Search code examples
pythontextbinaryfile-type

How to identify binary and text files using Python?


I need identify which file is binary and which is a text in a directory.

I tried use mimetypes but it isnt a good idea in my case because it cant identify all files mimes, and I have strangers ones here... I just need know, binary or text. Simple ? But I couldn´t find a solution...

Thanks


Solution

  • Thanks everybody, I found a solution that suited my problem. I found this code at http://code.activestate.com/recipes/173220/ and I changed just a little piece to suit me.

    It works fine.

    from __future__ import division
    import string 
    
    def istext(filename):
        s=open(filename).read(512)
        text_characters = "".join(map(chr, range(32, 127)) + list("\n\r\t\b"))
        _null_trans = string.maketrans("", "")
        if not s:
            # Empty files are considered text
            return True
        if "\0" in s:
            # Files with null bytes are likely binary
            return False
        # Get the non-text characters (maps a character to itself then
        # use the 'remove' option to get rid of the text characters.)
        t = s.translate(_null_trans, text_characters)
        # If more than 30% non-text characters, then
        # this is considered a binary file
        if float(len(t))/float(len(s)) > 0.30:
            return False
        return True

▸ **What to do**:
a – In the forum thread on telling binary and text files apart in Python, why did the asker reject the mimetypes module?
b – Repeat the forum thread's text between "How to identify" and "to suit me.", inclusive.
c – Answer these questions about the thread on identifying binary and text files:
(i) How many characters does the istext function read from the file?
(ii) Above what share of non-text characters is a file treated as binary?
(iii) At what web address did the poster find the code?

▸ **Supplied material**:
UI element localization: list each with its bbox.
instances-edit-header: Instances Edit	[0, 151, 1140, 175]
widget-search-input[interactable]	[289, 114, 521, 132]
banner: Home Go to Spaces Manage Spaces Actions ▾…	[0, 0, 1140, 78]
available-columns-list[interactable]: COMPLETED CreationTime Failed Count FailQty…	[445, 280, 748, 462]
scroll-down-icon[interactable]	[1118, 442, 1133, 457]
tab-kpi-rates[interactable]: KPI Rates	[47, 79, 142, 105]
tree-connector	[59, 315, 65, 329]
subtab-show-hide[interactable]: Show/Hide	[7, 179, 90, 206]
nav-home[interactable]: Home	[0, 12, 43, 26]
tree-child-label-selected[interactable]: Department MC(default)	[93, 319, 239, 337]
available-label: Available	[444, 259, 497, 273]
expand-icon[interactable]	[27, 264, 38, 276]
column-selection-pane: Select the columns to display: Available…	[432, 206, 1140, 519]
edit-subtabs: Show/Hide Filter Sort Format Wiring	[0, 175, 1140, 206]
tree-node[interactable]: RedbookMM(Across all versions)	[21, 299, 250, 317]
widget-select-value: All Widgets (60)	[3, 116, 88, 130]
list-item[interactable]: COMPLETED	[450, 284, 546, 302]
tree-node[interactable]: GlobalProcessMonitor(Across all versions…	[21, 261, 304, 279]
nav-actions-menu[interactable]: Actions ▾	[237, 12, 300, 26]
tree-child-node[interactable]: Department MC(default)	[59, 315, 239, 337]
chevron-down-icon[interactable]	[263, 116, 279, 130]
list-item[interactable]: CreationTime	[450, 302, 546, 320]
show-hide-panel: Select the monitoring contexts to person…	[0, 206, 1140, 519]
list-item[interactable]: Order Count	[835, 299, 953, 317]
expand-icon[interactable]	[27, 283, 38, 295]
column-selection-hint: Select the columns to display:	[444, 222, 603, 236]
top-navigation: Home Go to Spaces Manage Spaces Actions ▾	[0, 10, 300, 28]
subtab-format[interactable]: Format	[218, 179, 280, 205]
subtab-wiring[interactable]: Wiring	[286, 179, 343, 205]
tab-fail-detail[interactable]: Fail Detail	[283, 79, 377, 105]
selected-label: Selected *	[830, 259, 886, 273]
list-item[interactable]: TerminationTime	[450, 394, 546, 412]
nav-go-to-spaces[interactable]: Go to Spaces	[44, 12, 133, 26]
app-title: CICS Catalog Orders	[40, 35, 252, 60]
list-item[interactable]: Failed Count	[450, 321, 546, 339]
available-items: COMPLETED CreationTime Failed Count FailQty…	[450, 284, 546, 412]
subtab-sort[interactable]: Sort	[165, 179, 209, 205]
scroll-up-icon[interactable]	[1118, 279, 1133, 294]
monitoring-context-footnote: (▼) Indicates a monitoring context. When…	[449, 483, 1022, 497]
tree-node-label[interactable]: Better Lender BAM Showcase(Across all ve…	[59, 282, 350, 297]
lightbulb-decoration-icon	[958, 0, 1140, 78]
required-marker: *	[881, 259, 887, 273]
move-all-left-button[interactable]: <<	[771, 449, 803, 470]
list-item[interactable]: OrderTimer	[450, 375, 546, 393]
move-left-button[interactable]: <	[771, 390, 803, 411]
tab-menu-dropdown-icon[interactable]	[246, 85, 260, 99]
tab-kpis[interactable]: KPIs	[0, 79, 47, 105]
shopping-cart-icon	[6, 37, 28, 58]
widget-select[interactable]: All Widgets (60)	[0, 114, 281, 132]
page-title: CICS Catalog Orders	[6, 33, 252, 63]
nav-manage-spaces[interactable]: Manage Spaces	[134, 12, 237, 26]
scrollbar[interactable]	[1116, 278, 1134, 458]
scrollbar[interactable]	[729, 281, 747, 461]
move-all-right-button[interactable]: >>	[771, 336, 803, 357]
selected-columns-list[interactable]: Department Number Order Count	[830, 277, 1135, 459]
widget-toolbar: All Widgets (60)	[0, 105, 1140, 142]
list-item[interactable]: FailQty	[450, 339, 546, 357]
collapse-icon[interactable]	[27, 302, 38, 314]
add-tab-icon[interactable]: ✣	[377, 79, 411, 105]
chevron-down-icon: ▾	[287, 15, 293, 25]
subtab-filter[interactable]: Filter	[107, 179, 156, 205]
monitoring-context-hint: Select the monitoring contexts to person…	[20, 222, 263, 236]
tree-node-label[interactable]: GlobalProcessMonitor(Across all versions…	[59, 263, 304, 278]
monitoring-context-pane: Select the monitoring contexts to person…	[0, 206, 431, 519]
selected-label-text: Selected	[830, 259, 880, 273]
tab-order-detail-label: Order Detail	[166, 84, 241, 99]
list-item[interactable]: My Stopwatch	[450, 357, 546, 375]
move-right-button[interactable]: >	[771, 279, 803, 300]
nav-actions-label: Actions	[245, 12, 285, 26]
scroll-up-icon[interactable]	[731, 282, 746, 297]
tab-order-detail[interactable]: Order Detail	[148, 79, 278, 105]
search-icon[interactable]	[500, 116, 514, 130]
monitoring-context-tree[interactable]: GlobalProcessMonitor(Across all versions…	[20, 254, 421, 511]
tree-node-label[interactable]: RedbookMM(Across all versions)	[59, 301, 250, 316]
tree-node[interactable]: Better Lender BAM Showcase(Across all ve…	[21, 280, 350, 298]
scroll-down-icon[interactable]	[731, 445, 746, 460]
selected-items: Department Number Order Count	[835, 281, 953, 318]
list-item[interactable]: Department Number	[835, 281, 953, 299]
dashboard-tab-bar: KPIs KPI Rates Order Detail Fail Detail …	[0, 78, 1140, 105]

▸ **Task answers**:
a – The asker found that mimetypes can't identify the MIME types of all files. The directory holds some unusual files, and the asker only needs to know whether each file is binary or text.

b –
How to identify binary and text files using Python?


I need identify which file is binary and which is a text in a directory.

I tried use mimetypes but it isnt a good idea in my case because it cant identify all files mimes, and I have strangers ones here... I just need know, binary or text. Simple ? But I couldn´t find a solution...

Thanks


Solution

  • Thanks everybody, I found a solution that suited my problem. I found this code at http://code.activestate.com/recipes/173220/ and I changed just a little piece to suit me.

c –
(i) 512
(ii) More than 30% (0.30)
(iii) http://code.activestate.com/recipes/173220/